:: EXERCISE DETAILS ::
Answer with the number of lines in the listing below that contain the word "process", and nothing else.

:: LISTED RECORDS ::
* begin *
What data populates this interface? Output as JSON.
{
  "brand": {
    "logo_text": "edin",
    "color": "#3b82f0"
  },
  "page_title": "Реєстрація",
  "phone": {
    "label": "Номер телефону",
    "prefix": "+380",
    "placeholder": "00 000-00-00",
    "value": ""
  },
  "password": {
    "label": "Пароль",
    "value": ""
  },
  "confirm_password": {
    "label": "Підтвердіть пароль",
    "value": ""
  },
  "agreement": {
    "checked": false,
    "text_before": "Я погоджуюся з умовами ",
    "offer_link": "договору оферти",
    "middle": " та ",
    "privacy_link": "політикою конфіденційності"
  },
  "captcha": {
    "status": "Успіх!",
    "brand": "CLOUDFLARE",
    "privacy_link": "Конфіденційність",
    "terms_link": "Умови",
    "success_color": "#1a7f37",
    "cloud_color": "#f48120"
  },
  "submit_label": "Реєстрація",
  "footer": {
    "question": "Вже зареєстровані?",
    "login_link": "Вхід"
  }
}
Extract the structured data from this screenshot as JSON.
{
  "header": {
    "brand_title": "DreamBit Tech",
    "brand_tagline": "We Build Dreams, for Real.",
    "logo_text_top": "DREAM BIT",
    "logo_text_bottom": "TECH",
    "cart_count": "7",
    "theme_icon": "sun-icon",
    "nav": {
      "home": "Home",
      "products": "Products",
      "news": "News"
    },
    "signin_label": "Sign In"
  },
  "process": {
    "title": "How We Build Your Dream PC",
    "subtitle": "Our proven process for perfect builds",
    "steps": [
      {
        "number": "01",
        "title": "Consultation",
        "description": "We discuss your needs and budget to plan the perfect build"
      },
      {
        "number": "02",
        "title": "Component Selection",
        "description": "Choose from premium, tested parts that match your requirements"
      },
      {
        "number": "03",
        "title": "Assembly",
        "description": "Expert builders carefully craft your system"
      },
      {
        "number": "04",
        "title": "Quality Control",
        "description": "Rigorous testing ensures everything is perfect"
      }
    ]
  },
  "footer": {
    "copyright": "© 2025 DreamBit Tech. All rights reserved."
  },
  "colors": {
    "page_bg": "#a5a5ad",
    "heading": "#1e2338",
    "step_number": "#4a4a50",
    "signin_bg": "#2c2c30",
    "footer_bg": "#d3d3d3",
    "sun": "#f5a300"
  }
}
* end *
:: CORRECT RESPONSE ::
2